*Brief:* Send back all the data below, exactly as given.

━━ Supplied data ━━

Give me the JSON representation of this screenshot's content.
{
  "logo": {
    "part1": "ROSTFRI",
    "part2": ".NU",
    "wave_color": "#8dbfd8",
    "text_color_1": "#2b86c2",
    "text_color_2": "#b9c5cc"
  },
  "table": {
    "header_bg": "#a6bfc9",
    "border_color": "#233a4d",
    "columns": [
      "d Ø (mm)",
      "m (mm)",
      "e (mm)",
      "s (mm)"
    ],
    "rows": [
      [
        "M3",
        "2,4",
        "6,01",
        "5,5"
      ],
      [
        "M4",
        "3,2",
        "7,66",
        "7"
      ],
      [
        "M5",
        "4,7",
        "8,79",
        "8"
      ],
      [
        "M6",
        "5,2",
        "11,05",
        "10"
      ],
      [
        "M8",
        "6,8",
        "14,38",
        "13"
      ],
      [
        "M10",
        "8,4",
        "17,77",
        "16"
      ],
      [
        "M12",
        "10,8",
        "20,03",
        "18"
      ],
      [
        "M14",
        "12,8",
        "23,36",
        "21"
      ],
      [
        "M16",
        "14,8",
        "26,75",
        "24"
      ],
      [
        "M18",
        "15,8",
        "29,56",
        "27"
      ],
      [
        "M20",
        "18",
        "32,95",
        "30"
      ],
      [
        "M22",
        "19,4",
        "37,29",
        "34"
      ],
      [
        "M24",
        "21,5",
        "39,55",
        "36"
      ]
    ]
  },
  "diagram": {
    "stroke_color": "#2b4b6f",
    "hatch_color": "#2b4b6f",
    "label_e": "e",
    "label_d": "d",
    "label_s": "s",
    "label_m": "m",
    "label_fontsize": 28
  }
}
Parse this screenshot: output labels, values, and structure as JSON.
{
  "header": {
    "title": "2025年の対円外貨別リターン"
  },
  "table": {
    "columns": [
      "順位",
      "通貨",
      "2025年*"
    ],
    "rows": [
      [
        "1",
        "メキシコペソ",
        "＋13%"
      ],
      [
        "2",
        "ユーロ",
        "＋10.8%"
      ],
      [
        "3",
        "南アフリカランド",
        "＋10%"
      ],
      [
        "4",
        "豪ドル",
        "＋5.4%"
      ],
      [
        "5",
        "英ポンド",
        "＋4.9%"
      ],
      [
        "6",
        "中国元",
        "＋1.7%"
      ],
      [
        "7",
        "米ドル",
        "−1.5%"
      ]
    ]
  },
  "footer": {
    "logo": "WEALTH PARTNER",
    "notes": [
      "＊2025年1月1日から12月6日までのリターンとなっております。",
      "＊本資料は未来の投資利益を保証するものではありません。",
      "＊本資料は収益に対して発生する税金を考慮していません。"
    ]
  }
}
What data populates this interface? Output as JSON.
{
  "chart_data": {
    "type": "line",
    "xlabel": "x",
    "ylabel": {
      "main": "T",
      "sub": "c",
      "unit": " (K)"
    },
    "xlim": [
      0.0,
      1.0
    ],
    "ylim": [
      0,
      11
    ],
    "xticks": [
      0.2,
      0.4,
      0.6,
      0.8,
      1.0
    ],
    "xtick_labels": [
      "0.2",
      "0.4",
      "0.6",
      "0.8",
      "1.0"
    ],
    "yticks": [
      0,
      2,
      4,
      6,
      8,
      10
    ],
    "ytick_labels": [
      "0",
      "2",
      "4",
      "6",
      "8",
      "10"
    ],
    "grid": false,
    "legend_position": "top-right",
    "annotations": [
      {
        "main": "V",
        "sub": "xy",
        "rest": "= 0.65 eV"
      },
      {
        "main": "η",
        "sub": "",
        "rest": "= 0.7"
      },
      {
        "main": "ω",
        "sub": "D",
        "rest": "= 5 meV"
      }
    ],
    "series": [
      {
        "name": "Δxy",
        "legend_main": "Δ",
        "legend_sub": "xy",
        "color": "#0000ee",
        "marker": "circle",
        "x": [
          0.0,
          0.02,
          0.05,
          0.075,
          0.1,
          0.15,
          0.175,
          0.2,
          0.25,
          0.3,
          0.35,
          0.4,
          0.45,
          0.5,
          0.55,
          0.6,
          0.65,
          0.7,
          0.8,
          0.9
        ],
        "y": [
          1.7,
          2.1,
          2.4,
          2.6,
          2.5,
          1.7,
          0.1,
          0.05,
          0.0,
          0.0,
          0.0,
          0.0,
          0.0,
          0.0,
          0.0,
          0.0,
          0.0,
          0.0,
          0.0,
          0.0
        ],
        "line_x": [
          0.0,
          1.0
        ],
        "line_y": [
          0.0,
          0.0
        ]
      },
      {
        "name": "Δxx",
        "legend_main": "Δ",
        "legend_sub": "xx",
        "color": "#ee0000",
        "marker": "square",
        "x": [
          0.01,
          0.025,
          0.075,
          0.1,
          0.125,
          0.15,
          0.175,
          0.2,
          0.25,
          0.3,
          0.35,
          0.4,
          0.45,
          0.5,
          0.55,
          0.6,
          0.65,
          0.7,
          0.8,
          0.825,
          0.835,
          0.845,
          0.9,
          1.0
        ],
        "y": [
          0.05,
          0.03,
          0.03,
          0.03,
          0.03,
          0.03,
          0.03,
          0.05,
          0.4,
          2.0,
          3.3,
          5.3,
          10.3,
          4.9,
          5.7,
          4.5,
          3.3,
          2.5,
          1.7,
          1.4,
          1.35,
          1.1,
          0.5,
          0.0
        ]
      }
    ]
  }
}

━━━

*In response:*
Give me the JSON representation of this screenshot's content.
{
  "logo": {
    "part1": "ROSTFRI",
    "part2": ".NU",
    "wave_color": "#8dbfd8",
    "text_color_1": "#2b86c2",
    "text_color_2": "#b9c5cc"
  },
  "table": {
    "header_bg": "#a6bfc9",
    "border_color": "#233a4d",
    "columns": [
      "d Ø (mm)",
      "m (mm)",
      "e (mm)",
      "s (mm)"
    ],
    "rows": [
      [
        "M3",
        "2,4",
        "6,01",
        "5,5"
      ],
      [
        "M4",
        "3,2",
        "7,66",
        "7"
      ],
      [
        "M5",
        "4,7",
        "8,79",
        "8"
      ],
      [
        "M6",
        "5,2",
        "11,05",
        "10"
      ],
      [
        "M8",
        "6,8",
        "14,38",
        "13"
      ],
      [
        "M10",
        "8,4",
        "17,77",
        "16"
      ],
      [
        "M12",
        "10,8",
        "20,03",
        "18"
      ],
      [
        "M14",
        "12,8",
        "23,36",
        "21"
      ],
      [
        "M16",
        "14,8",
        "26,75",
        "24"
      ],
      [
        "M18",
        "15,8",
        "29,56",
        "27"
      ],
      [
        "M20",
        "18",
        "32,95",
        "30"
      ],
      [
        "M22",
        "19,4",
        "37,29",
        "34"
      ],
      [
        "M24",
        "21,5",
        "39,55",
        "36"
      ]
    ]
  },
  "diagram": {
    "stroke_color": "#2b4b6f",
    "hatch_color": "#2b4b6f",
    "label_e": "e",
    "label_d": "d",
    "label_s": "s",
    "label_m": "m",
    "label_fontsize": 28
  }
}
Parse this screenshot: output labels, values, and structure as JSON.
{
  "header": {
    "title": "2025年の対円外貨別リターン"
  },
  "table": {
    "columns": [
      "順位",
      "通貨",
      "2025年*"
    ],
    "rows": [
      [
        "1",
        "メキシコペソ",
        "＋13%"
      ],
      [
        "2",
        "ユーロ",
        "＋10.8%"
      ],
      [
        "3",
        "南アフリカランド",
        "＋10%"
      ],
      [
        "4",
        "豪ドル",
        "＋5.4%"
      ],
      [
        "5",
        "英ポンド",
        "＋4.9%"
      ],
      [
        "6",
        "中国元",
        "＋1.7%"
      ],
      [
        "7",
        "米ドル",
        "−1.5%"
      ]
    ]
  },
  "footer": {
    "logo": "WEALTH PARTNER",
    "notes": [
      "＊2025年1月1日から12月6日までのリターンとなっております。",
      "＊本資料は未来の投資利益を保証するものではありません。",
      "＊本資料は収益に対して発生する税金を考慮していません。"
    ]
  }
}
What data populates this interface? Output as JSON.
{
  "chart_data": {
    "type": "line",
    "xlabel": "x",
    "ylabel": {
      "main": "T",
      "sub": "c",
      "unit": " (K)"
    },
    "xlim": [
      0.0,
      1.0
    ],
    "ylim": [
      0,
      11
    ],
    "xticks": [
      0.2,
      0.4,
      0.6,
      0.8,
      1.0
    ],
    "xtick_labels": [
      "0.2",
      "0.4",
      "0.6",
      "0.8",
      "1.0"
    ],
    "yticks": [
      0,
      2,
      4,
      6,
      8,
      10
    ],
    "ytick_labels": [
      "0",
      "2",
      "4",
      "6",
      "8",
      "10"
    ],
    "grid": false,
    "legend_position": "top-right",
    "annotations": [
      {
        "main": "V",
        "sub": "xy",
        "rest": "= 0.65 eV"
      },
      {
        "main": "η",
        "sub": "",
        "rest": "= 0.7"
      },
      {
        "main": "ω",
        "sub": "D",
        "rest": "= 5 meV"
      }
    ],
    "series": [
      {
        "name": "Δxy",
        "legend_main": "Δ",
        "legend_sub": "xy",
        "color": "#0000ee",
        "marker": "circle",
        "x": [
          0.0,
          0.02,
          0.05,
          0.075,
          0.1,
          0.15,
          0.175,
          0.2,
          0.25,
          0.3,
          0.35,
          0.4,
          0.45,
          0.5,
          0.55,
          0.6,
          0.65,
          0.7,
          0.8,
          0.9
        ],
        "y": [
          1.7,
          2.1,
          2.4,
          2.6,
          2.5,
          1.7,
          0.1,
          0.05,
          0.0,
          0.0,
          0.0,
          0.0,
          0.0,
          0.0,
          0.0,
          0.0,
          0.0,
          0.0,
          0.0,
          0.0
        ],
        "line_x": [
          0.0,
          1.0
        ],
        "line_y": [
          0.0,
          0.0
        ]
      },
      {
        "name": "Δxx",
        "legend_main": "Δ",
        "legend_sub": "xx",
        "color": "#ee0000",
        "marker": "square",
        "x": [
          0.01,
          0.025,
          0.075,
          0.1,
          0.125,
          0.15,
          0.175,
          0.2,
          0.25,
          0.3,
          0.35,
          0.4,
          0.45,
          0.5,
          0.55,
          0.6,
          0.65,
          0.7,
          0.8,
          0.825,
          0.835,
          0.845,
          0.9,
          1.0
        ],
        "y": [
          0.05,
          0.03,
          0.03,
          0.03,
          0.03,
          0.03,
          0.03,
          0.05,
          0.4,
          2.0,
          3.3,
          5.3,
          10.3,
          4.9,
          5.7,
          4.5,
          3.3,
          2.5,
          1.7,
          1.4,
          1.35,
          1.1,
          0.5,
          0.0
        ]
      }
    ]
  }
}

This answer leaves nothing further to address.